TO DO> Without pictures, retype the following entries exactly.

—————

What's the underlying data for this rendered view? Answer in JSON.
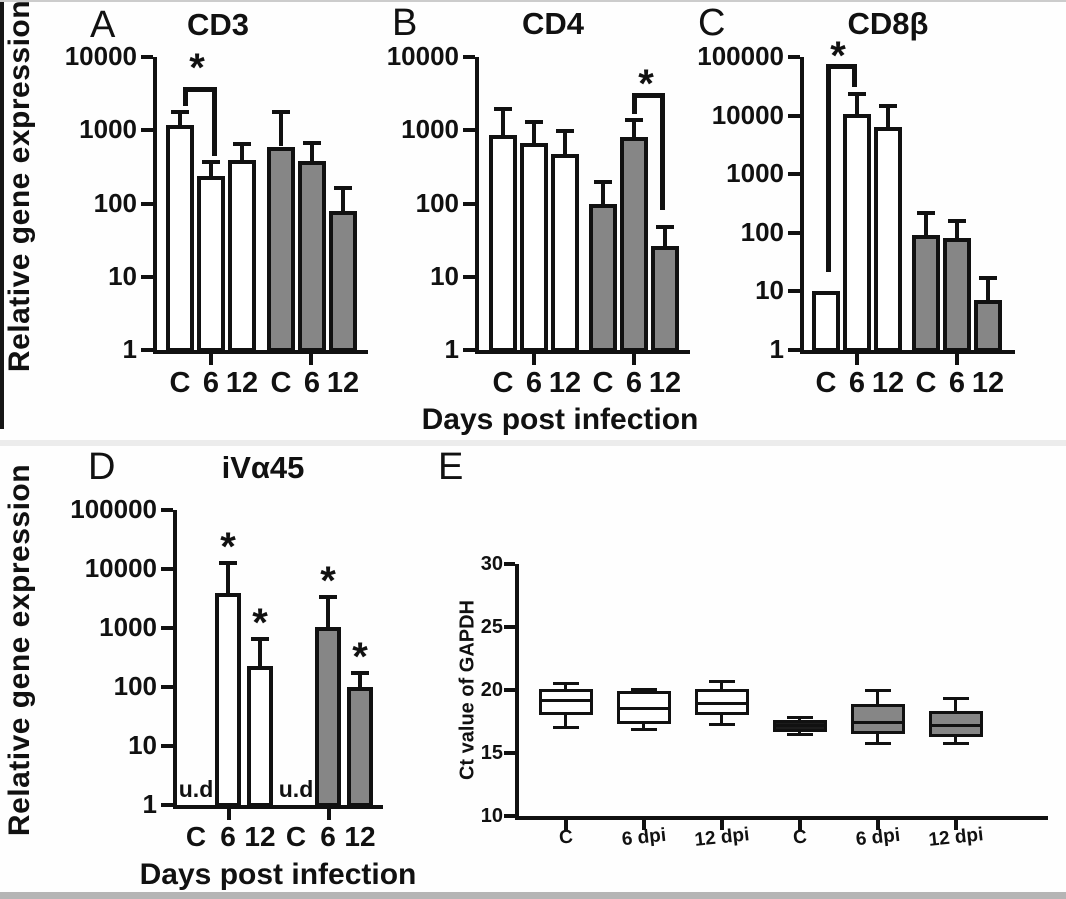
{
  "figure": {
    "ylabel": "Relative gene expression",
    "xlabel": "Days post infection"
  },
  "colors": {
    "ink": "#111111",
    "bar_white": "#ffffff",
    "bar_gray": "#868686",
    "box_black": "#1c1c1c",
    "bottom_strip": "#b5b5b5",
    "left_strip": "#161616",
    "top_line": "#cccccc",
    "row_seam": "#ececec"
  },
  "chart_data": [
    {
      "id": "A",
      "letter": "A",
      "type": "bar",
      "title": "CD3",
      "yscale": "log",
      "ylim": [
        1,
        10000
      ],
      "yticks": [
        10000,
        1000,
        100,
        10,
        1
      ],
      "categories": [
        "C",
        "6",
        "12",
        "C",
        "6",
        "12"
      ],
      "values": [
        1170,
        235,
        390,
        600,
        385,
        80
      ],
      "errors_upper": [
        1770,
        365,
        645,
        1770,
        660,
        165
      ],
      "fills": [
        "white",
        "white",
        "white",
        "gray",
        "gray",
        "gray"
      ],
      "annotations": [
        null,
        null,
        null,
        null,
        null,
        null
      ],
      "significance": {
        "between": [
          "C",
          "6"
        ],
        "label": "*"
      }
    },
    {
      "id": "B",
      "letter": "B",
      "type": "bar",
      "title": "CD4",
      "yscale": "log",
      "ylim": [
        1,
        10000
      ],
      "yticks": [
        10000,
        1000,
        100,
        10,
        1
      ],
      "categories": [
        "C",
        "6",
        "12",
        "C",
        "6",
        "12"
      ],
      "values": [
        850,
        660,
        480,
        98,
        800,
        26
      ],
      "errors_upper": [
        1950,
        1290,
        975,
        195,
        1380,
        48
      ],
      "fills": [
        "white",
        "white",
        "white",
        "gray",
        "gray",
        "gray"
      ],
      "annotations": [
        null,
        null,
        null,
        null,
        null,
        null
      ],
      "significance": {
        "between": [
          "6",
          "12"
        ],
        "label": "*"
      }
    },
    {
      "id": "C",
      "letter": "C",
      "type": "bar",
      "title": "CD8β",
      "yscale": "log",
      "ylim": [
        1,
        100000
      ],
      "yticks": [
        100000,
        10000,
        1000,
        100,
        10,
        1
      ],
      "categories": [
        "C",
        "6",
        "12",
        "C",
        "6",
        "12"
      ],
      "values": [
        10,
        10500,
        6300,
        92,
        82,
        7
      ],
      "errors_upper": [
        null,
        23000,
        14300,
        220,
        160,
        17
      ],
      "fills": [
        "white",
        "white",
        "white",
        "gray",
        "gray",
        "gray"
      ],
      "annotations": [
        null,
        null,
        null,
        null,
        null,
        null
      ],
      "significance": {
        "between": [
          "C",
          "6"
        ],
        "label": "*"
      }
    },
    {
      "id": "D",
      "letter": "D",
      "type": "bar",
      "title": "iVα45",
      "yscale": "log",
      "ylim": [
        1,
        100000
      ],
      "yticks": [
        100000,
        10000,
        1000,
        100,
        10,
        1
      ],
      "categories": [
        "C",
        "6",
        "12",
        "C",
        "6",
        "12"
      ],
      "values": [
        null,
        3900,
        230,
        null,
        1030,
        100
      ],
      "errors_upper": [
        null,
        12600,
        650,
        null,
        3350,
        173
      ],
      "fills": [
        "white",
        "white",
        "white",
        "gray",
        "gray",
        "gray"
      ],
      "annotations": [
        "u.d",
        "*",
        "*",
        "u.d",
        "*",
        "*"
      ],
      "significance": null
    },
    {
      "id": "E",
      "letter": "E",
      "type": "box",
      "ylabel": "Ct value of GAPDH",
      "ylim": [
        10,
        30
      ],
      "yticks": [
        30,
        25,
        20,
        15,
        10
      ],
      "categories": [
        "C",
        "6 dpi",
        "12 dpi",
        "C",
        "6 dpi",
        "12 dpi"
      ],
      "boxes": [
        {
          "category": "C",
          "whisker_low": 17.1,
          "q1": 18.0,
          "median": 19.2,
          "q3": 20.1,
          "whisker_high": 20.5,
          "fill": "white"
        },
        {
          "category": "6 dpi",
          "whisker_low": 16.9,
          "q1": 17.3,
          "median": 18.6,
          "q3": 19.9,
          "whisker_high": 20.0,
          "fill": "white"
        },
        {
          "category": "12 dpi",
          "whisker_low": 17.3,
          "q1": 18.0,
          "median": 19.0,
          "q3": 20.1,
          "whisker_high": 20.6,
          "fill": "white"
        },
        {
          "category": "C",
          "whisker_low": 16.5,
          "q1": 16.7,
          "median": 17.2,
          "q3": 17.6,
          "whisker_high": 17.8,
          "fill": "black"
        },
        {
          "category": "6 dpi",
          "whisker_low": 15.8,
          "q1": 16.5,
          "median": 17.5,
          "q3": 18.9,
          "whisker_high": 19.9,
          "fill": "gray"
        },
        {
          "category": "12 dpi",
          "whisker_low": 15.8,
          "q1": 16.3,
          "median": 17.2,
          "q3": 18.3,
          "whisker_high": 19.3,
          "fill": "gray"
        }
      ]
    }
  ]
}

—————

OUTPUT BELOW>
What's the underlying data for this rendered view? Answer in JSON.
{
  "figure": {
    "ylabel": "Relative gene expression",
    "xlabel": "Days post infection"
  },
  "colors": {
    "ink": "#111111",
    "bar_white": "#ffffff",
    "bar_gray": "#868686",
    "box_black": "#1c1c1c",
    "bottom_strip": "#b5b5b5",
    "left_strip": "#161616",
    "top_line": "#cccccc",
    "row_seam": "#ececec"
  },
  "chart_data": [
    {
      "id": "A",
      "letter": "A",
      "type": "bar",
      "title": "CD3",
      "yscale": "log",
      "ylim": [
        1,
        10000
      ],
      "yticks": [
        10000,
        1000,
        100,
        10,
        1
      ],
      "categories": [
        "C",
        "6",
        "12",
        "C",
        "6",
        "12"
      ],
      "values": [
        1170,
        235,
        390,
        600,
        385,
        80
      ],
      "errors_upper": [
        1770,
        365,
        645,
        1770,
        660,
        165
      ],
      "fills": [
        "white",
        "white",
        "white",
        "gray",
        "gray",
        "gray"
      ],
      "annotations": [
        null,
        null,
        null,
        null,
        null,
        null
      ],
      "significance": {
        "between": [
          "C",
          "6"
        ],
        "label": "*"
      }
    },
    {
      "id": "B",
      "letter": "B",
      "type": "bar",
      "title": "CD4",
      "yscale": "log",
      "ylim": [
        1,
        10000
      ],
      "yticks": [
        10000,
        1000,
        100,
        10,
        1
      ],
      "categories": [
        "C",
        "6",
        "12",
        "C",
        "6",
        "12"
      ],
      "values": [
        850,
        660,
        480,
        98,
        800,
        26
      ],
      "errors_upper": [
        1950,
        1290,
        975,
        195,
        1380,
        48
      ],
      "fills": [
        "white",
        "white",
        "white",
        "gray",
        "gray",
        "gray"
      ],
      "annotations": [
        null,
        null,
        null,
        null,
        null,
        null
      ],
      "significance": {
        "between": [
          "6",
          "12"
        ],
        "label": "*"
      }
    },
    {
      "id": "C",
      "letter": "C",
      "type": "bar",
      "title": "CD8β",
      "yscale": "log",
      "ylim": [
        1,
        100000
      ],
      "yticks": [
        100000,
        10000,
        1000,
        100,
        10,
        1
      ],
      "categories": [
        "C",
        "6",
        "12",
        "C",
        "6",
        "12"
      ],
      "values": [
        10,
        10500,
        6300,
        92,
        82,
        7
      ],
      "errors_upper": [
        null,
        23000,
        14300,
        220,
        160,
        17
      ],
      "fills": [
        "white",
        "white",
        "white",
        "gray",
        "gray",
        "gray"
      ],
      "annotations": [
        null,
        null,
        null,
        null,
        null,
        null
      ],
      "significance": {
        "between": [
          "C",
          "6"
        ],
        "label": "*"
      }
    },
    {
      "id": "D",
      "letter": "D",
      "type": "bar",
      "title": "iVα45",
      "yscale": "log",
      "ylim": [
        1,
        100000
      ],
      "yticks": [
        100000,
        10000,
        1000,
        100,
        10,
        1
      ],
      "categories": [
        "C",
        "6",
        "12",
        "C",
        "6",
        "12"
      ],
      "values": [
        null,
        3900,
        230,
        null,
        1030,
        100
      ],
      "errors_upper": [
        null,
        12600,
        650,
        null,
        3350,
        173
      ],
      "fills": [
        "white",
        "white",
        "white",
        "gray",
        "gray",
        "gray"
      ],
      "annotations": [
        "u.d",
        "*",
        "*",
        "u.d",
        "*",
        "*"
      ],
      "significance": null
    },
    {
      "id": "E",
      "letter": "E",
      "type": "box",
      "ylabel": "Ct value of GAPDH",
      "ylim": [
        10,
        30
      ],
      "yticks": [
        30,
        25,
        20,
        15,
        10
      ],
      "categories": [
        "C",
        "6 dpi",
        "12 dpi",
        "C",
        "6 dpi",
        "12 dpi"
      ],
      "boxes": [
        {
          "category": "C",
          "whisker_low": 17.1,
          "q1": 18.0,
          "median": 19.2,
          "q3": 20.1,
          "whisker_high": 20.5,
          "fill": "white"
        },
        {
          "category": "6 dpi",
          "whisker_low": 16.9,
          "q1": 17.3,
          "median": 18.6,
          "q3": 19.9,
          "whisker_high": 20.0,
          "fill": "white"
        },
        {
          "category": "12 dpi",
          "whisker_low": 17.3,
          "q1": 18.0,
          "median": 19.0,
          "q3": 20.1,
          "whisker_high": 20.6,
          "fill": "white"
        },
        {
          "category": "C",
          "whisker_low": 16.5,
          "q1": 16.7,
          "median": 17.2,
          "q3": 17.6,
          "whisker_high": 17.8,
          "fill": "black"
        },
        {
          "category": "6 dpi",
          "whisker_low": 15.8,
          "q1": 16.5,
          "median": 17.5,
          "q3": 18.9,
          "whisker_high": 19.9,
          "fill": "gray"
        },
        {
          "category": "12 dpi",
          "whisker_low": 15.8,
          "q1": 16.3,
          "median": 17.2,
          "q3": 18.3,
          "whisker_high": 19.3,
          "fill": "gray"
        }
      ]
    }
  ]
}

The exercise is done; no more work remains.